### [TASK PROMPT]
Under this task are some entries; return every one of them exactly.

### [INPUT FOR THIS TASK]
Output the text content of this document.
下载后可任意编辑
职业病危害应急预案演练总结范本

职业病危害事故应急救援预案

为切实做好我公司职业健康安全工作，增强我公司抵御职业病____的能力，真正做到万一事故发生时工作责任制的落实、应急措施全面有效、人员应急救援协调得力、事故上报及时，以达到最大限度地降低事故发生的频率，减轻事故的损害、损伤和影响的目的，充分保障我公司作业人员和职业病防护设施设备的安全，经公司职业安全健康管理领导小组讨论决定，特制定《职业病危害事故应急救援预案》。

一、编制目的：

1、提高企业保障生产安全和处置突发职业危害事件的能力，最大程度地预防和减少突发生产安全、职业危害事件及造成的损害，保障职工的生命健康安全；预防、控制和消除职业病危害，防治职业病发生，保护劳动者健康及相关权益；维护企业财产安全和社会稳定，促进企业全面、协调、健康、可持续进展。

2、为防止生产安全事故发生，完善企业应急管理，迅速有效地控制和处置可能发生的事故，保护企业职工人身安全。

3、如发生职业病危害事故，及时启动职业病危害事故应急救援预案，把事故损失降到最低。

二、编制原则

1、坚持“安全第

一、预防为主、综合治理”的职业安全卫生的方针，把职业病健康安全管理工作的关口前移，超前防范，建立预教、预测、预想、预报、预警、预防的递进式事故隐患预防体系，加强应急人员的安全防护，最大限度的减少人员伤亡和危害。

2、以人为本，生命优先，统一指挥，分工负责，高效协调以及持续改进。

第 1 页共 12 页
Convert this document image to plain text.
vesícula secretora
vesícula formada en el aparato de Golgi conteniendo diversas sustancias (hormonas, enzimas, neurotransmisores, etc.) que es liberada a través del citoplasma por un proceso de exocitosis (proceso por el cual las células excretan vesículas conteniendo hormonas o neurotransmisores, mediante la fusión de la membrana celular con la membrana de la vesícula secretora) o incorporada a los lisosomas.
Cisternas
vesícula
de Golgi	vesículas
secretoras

### [RESULT BELOW]
Output the text content of this document.
下载后可任意编辑
职业病危害应急预案演练总结范本

职业病危害事故应急救援预案

为切实做好我公司职业健康安全工作，增强我公司抵御职业病____的能力，真正做到万一事故发生时工作责任制的落实、应急措施全面有效、人员应急救援协调得力、事故上报及时，以达到最大限度地降低事故发生的频率，减轻事故的损害、损伤和影响的目的，充分保障我公司作业人员和职业病防护设施设备的安全，经公司职业安全健康管理领导小组讨论决定，特制定《职业病危害事故应急救援预案》。

一、编制目的：

1、提高企业保障生产安全和处置突发职业危害事件的能力，最大程度地预防和减少突发生产安全、职业危害事件及造成的损害，保障职工的生命健康安全；预防、控制和消除职业病危害，防治职业病发生，保护劳动者健康及相关权益；维护企业财产安全和社会稳定，促进企业全面、协调、健康、可持续进展。

2、为防止生产安全事故发生，完善企业应急管理，迅速有效地控制和处置可能发生的事故，保护企业职工人身安全。

3、如发生职业病危害事故，及时启动职业病危害事故应急救援预案，把事故损失降到最低。

二、编制原则

1、坚持“安全第

一、预防为主、综合治理”的职业安全卫生的方针，把职业病健康安全管理工作的关口前移，超前防范，建立预教、预测、预想、预报、预警、预防的递进式事故隐患预防体系，加强应急人员的安全防护，最大限度的减少人员伤亡和危害。

2、以人为本，生命优先，统一指挥，分工负责，高效协调以及持续改进。

第 1 页共 12 页
Convert this document image to plain text.
vesícula secretora
vesícula formada en el aparato de Golgi conteniendo diversas sustancias (hormonas, enzimas, neurotransmisores, etc.) que es liberada a través del citoplasma por un proceso de exocitosis (proceso por el cual las células excretan vesículas conteniendo hormonas o neurotransmisores, mediante la fusión de la membrana celular con la membrana de la vesícula secretora) o incorporada a los lisosomas.
Cisternas
vesícula
de Golgi	vesículas
secretoras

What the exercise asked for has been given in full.